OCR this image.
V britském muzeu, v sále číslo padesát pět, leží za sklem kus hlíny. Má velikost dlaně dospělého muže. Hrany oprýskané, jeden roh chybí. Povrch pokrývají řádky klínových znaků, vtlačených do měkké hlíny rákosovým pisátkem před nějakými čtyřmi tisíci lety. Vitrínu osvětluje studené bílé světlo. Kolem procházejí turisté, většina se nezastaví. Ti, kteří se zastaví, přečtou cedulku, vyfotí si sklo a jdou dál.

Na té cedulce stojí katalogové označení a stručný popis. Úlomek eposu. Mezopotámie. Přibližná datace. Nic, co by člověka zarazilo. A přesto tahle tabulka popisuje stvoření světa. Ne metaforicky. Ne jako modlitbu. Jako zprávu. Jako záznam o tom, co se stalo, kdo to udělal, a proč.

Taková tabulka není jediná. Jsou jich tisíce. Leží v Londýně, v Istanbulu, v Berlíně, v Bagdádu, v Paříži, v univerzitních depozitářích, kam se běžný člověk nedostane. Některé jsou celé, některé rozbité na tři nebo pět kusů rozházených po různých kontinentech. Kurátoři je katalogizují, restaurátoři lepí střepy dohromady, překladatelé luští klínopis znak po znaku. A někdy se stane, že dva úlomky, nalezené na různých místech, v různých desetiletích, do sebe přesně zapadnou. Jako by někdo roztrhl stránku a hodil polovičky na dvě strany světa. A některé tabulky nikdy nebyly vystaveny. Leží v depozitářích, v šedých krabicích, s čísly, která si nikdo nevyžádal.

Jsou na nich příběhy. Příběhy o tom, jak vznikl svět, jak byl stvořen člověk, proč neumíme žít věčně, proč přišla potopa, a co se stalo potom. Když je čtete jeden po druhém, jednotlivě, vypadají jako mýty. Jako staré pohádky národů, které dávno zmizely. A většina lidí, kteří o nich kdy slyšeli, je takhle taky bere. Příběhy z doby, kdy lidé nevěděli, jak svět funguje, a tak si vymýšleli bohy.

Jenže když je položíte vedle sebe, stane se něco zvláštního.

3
□ □ □ □ □
• _INSTRUCTIONS FOR THE TASK_
Copy each line of the listing that holds the word "kteří".

• _SOLUTION FOR THIS PROBLEM_
V britském muzeu, v sále číslo padesát pět, leží za sklem kus hlíny. Má velikost dlaně dospělého muže. Hrany oprýskané, jeden roh chybí. Povrch pokrývají řádky klínových znaků, vtlačených do měkké hlíny rákosovým pisátkem před nějakými čtyřmi tisíci lety. Vitrínu osvětluje studené bílé světlo. Kolem procházejí turisté, většina se nezastaví. Ti, kteří se zastaví, přečtou cedulku, vyfotí si sklo a jdou dál.
Jsou na nich příběhy. Příběhy o tom, jak vznikl svět, jak byl stvořen člověk, proč neumíme žít věčně, proč přišla potopa, a co se stalo potom. Když je čtete jeden po druhém, jednotlivě, vypadají jako mýty. Jako staré pohádky národů, které dávno zmizely. A většina lidí, kteří o nich kdy slyšeli, je takhle taky bere. Příběhy z doby, kdy lidé nevěděli, jak svět funguje, a tak si vymýšleli bohy.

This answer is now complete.